- [THE PROBLEM]: Look for the word "this" in the entries below, then copy every line that has it.

- [RECORD EXTRACTS]:
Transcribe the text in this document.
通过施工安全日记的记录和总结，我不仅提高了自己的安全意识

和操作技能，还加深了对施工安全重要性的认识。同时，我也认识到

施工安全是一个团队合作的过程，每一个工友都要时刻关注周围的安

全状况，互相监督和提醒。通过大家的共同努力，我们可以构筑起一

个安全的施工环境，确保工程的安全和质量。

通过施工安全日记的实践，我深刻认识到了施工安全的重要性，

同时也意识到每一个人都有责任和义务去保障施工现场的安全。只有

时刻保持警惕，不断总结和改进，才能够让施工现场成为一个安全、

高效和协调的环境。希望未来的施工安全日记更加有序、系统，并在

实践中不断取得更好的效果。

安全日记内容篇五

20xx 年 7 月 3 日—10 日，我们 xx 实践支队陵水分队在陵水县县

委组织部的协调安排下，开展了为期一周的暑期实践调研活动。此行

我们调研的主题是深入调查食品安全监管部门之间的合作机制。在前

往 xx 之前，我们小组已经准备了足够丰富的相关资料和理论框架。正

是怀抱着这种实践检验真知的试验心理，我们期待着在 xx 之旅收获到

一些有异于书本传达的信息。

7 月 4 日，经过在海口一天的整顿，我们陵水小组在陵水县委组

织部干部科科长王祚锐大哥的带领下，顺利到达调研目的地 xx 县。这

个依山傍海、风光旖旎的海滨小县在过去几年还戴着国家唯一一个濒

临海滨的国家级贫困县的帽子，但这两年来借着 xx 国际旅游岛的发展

...

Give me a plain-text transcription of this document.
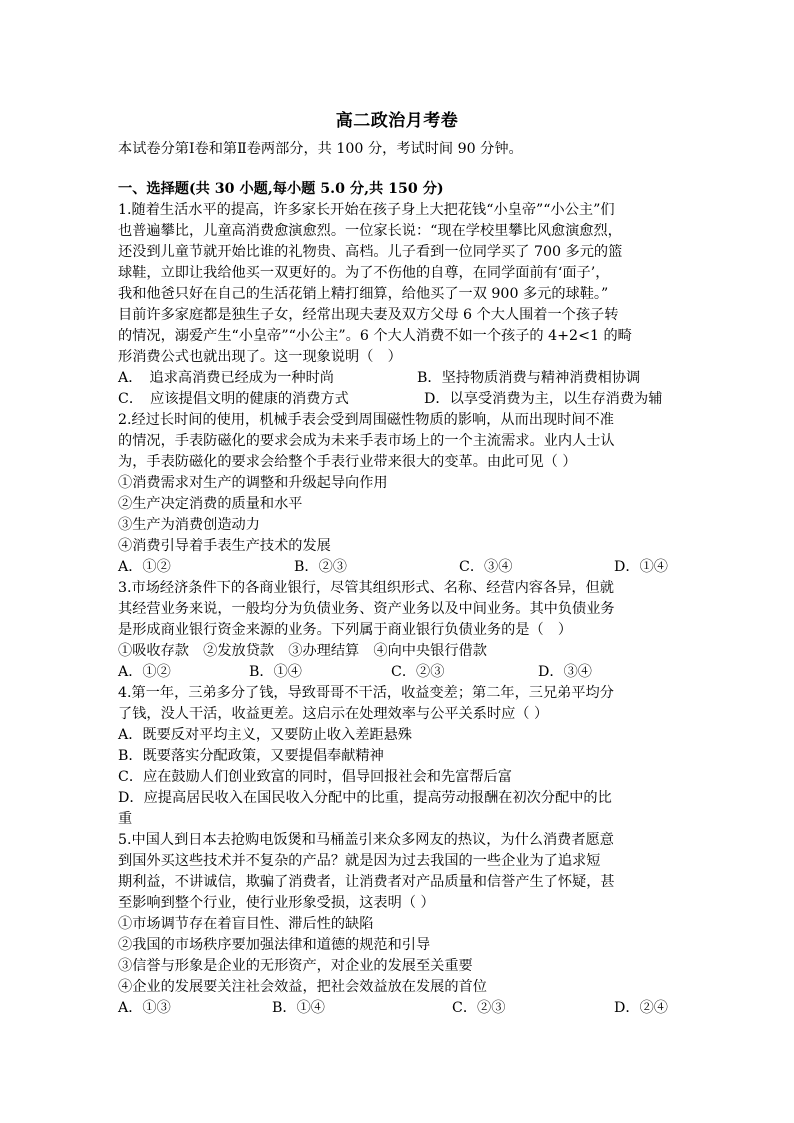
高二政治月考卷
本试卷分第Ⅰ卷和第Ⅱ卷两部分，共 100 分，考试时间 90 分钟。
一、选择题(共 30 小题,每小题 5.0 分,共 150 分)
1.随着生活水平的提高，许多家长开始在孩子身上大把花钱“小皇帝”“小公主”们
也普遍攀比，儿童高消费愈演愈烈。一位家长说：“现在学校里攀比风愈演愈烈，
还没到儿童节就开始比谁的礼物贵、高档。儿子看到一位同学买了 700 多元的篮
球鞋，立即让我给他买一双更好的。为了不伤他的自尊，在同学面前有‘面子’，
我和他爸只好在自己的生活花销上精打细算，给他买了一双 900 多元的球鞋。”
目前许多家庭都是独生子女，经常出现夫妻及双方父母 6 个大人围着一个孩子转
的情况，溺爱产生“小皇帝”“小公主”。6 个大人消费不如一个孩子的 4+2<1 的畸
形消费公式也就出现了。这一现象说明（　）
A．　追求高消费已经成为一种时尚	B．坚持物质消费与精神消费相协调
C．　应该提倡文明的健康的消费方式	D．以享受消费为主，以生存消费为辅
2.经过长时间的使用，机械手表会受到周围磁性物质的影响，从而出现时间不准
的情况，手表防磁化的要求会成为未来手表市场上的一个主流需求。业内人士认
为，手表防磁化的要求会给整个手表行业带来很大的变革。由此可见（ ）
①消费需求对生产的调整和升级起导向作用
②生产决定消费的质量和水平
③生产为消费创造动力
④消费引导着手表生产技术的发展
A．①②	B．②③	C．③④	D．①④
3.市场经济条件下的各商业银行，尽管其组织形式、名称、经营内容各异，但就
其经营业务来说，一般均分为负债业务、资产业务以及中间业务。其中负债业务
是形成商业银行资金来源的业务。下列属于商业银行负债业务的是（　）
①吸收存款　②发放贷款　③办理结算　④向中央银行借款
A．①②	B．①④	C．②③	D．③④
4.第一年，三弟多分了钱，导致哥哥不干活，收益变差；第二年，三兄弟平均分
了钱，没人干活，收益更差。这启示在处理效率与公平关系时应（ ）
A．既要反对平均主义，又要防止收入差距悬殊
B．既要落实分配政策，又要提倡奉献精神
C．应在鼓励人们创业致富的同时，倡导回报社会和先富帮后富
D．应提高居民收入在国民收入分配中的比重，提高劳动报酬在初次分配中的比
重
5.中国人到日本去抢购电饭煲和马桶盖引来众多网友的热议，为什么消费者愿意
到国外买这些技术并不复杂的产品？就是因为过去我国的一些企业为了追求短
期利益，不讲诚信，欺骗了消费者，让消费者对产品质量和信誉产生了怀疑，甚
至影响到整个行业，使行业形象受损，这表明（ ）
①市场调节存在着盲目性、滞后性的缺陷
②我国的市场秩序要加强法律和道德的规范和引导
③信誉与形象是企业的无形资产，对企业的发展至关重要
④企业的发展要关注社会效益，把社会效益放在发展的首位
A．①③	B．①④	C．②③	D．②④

- [WRITTEN RESPONSE]:
Transcribe the text in this document.
Give me a plain-text transcription of this document.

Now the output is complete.